> _Problem details_:
Gather all lines in the entries below that include the word "tegen".

Dataset items:
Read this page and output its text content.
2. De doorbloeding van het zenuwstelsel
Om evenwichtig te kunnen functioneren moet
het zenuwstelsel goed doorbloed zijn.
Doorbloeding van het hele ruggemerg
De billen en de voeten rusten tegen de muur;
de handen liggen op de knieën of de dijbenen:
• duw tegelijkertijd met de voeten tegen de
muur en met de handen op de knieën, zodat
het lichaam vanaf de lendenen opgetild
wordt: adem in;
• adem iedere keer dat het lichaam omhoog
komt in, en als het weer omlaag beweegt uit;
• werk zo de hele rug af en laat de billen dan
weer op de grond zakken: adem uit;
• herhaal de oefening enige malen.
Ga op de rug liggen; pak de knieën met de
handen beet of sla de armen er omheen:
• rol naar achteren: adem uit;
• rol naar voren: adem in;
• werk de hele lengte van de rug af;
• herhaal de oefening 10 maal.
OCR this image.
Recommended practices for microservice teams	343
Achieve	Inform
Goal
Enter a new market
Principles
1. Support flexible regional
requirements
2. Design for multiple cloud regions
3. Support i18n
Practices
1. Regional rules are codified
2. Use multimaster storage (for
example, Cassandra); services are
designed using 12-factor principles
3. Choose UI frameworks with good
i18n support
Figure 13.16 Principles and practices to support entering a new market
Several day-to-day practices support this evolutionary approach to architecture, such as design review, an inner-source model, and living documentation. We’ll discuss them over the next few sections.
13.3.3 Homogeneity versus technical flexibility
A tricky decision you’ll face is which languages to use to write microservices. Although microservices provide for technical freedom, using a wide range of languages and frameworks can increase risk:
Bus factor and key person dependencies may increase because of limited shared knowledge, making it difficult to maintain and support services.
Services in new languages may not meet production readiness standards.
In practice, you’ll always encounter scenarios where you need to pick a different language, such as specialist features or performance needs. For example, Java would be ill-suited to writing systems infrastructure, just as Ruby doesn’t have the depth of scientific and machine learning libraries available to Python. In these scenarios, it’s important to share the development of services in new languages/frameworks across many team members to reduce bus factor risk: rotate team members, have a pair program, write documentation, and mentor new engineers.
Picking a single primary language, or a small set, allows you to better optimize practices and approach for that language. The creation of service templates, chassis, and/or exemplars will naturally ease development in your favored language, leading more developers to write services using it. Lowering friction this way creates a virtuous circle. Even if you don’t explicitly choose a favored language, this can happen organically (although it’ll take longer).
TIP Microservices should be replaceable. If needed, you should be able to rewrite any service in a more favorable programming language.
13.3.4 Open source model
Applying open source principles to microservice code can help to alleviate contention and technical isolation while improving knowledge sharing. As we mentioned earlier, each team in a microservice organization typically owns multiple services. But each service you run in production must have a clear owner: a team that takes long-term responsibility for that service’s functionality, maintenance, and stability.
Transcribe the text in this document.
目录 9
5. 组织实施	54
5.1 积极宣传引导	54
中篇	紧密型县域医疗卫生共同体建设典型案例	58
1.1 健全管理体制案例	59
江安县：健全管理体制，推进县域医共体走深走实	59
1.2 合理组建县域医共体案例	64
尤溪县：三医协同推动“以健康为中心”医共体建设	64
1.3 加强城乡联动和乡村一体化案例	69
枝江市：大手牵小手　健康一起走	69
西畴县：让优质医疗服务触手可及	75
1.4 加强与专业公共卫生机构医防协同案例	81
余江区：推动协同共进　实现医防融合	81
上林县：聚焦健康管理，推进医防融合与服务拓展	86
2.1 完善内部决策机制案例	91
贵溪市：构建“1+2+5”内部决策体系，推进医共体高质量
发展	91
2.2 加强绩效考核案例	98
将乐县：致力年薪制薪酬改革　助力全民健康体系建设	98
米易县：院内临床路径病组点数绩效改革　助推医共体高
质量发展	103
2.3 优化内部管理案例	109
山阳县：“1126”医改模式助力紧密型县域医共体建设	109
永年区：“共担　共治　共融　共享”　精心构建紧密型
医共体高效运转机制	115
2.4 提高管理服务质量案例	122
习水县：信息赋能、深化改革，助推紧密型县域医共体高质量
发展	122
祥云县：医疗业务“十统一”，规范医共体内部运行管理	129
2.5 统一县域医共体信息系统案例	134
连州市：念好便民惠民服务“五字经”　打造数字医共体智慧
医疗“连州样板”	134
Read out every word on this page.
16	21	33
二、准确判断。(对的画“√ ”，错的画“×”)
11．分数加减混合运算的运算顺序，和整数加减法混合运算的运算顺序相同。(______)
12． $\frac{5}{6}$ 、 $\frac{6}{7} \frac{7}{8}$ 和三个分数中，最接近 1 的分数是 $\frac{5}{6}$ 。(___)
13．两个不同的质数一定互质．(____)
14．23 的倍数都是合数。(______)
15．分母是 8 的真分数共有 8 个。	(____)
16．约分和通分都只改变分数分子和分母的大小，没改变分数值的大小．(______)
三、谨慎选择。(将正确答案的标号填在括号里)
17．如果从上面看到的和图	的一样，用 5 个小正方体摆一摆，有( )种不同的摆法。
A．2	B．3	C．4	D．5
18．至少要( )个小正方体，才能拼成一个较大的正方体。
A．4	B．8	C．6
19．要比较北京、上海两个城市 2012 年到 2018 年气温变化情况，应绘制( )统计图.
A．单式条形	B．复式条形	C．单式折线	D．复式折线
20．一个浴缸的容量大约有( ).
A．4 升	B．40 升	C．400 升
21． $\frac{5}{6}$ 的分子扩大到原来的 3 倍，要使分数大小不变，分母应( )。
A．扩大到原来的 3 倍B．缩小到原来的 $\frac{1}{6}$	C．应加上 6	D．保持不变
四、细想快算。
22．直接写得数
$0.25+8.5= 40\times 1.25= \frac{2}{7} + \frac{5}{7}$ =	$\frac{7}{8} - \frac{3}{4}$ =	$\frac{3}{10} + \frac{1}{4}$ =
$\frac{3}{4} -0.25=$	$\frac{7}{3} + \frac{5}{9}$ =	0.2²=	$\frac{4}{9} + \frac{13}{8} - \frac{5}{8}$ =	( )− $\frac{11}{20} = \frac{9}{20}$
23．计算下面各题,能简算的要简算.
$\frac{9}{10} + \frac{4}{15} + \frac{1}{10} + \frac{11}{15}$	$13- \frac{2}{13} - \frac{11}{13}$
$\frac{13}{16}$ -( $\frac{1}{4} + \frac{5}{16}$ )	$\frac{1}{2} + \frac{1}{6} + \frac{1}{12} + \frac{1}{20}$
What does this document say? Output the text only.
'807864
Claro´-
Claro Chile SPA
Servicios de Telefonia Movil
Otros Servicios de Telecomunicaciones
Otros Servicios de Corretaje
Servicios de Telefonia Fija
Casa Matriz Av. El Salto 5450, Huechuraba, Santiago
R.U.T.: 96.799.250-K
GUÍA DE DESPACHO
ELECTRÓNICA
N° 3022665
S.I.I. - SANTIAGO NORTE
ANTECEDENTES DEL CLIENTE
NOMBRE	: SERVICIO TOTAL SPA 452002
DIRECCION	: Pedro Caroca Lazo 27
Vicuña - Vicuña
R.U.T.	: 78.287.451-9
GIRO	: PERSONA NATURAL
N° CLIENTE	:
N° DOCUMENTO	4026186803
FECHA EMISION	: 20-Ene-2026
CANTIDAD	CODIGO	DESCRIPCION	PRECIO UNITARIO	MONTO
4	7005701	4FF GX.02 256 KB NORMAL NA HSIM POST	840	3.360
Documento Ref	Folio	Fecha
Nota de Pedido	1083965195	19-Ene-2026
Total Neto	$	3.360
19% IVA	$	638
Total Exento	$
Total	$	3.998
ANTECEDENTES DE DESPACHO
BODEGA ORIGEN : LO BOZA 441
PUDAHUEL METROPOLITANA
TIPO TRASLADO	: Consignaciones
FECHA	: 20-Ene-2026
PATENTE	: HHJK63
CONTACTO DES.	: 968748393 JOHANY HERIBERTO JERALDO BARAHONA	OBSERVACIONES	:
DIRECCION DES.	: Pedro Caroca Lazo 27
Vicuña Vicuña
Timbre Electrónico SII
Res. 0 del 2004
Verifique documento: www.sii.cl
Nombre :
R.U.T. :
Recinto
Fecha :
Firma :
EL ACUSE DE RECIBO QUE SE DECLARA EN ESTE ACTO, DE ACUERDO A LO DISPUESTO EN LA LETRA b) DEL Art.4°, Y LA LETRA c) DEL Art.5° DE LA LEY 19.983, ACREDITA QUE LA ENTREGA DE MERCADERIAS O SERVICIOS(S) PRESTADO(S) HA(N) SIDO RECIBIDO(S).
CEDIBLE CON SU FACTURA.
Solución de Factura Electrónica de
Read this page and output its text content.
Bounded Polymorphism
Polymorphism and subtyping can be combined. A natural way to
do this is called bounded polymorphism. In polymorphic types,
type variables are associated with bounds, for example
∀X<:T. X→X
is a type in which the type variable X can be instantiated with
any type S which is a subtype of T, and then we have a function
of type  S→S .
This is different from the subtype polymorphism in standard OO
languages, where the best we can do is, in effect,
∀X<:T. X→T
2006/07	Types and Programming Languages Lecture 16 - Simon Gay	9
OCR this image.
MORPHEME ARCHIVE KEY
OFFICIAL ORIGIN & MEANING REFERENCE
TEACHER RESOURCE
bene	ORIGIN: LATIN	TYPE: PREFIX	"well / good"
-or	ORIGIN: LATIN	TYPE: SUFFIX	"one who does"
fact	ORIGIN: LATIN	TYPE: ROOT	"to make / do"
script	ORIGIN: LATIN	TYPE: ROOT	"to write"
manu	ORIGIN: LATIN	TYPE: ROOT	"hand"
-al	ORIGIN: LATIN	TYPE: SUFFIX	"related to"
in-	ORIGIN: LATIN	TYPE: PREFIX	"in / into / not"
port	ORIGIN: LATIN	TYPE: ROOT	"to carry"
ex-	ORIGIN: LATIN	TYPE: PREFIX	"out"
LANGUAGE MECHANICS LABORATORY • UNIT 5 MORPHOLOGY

> _Reply_:
De billen en de voeten rusten tegen de muur;
• duw tegelijkertijd met de voeten tegen de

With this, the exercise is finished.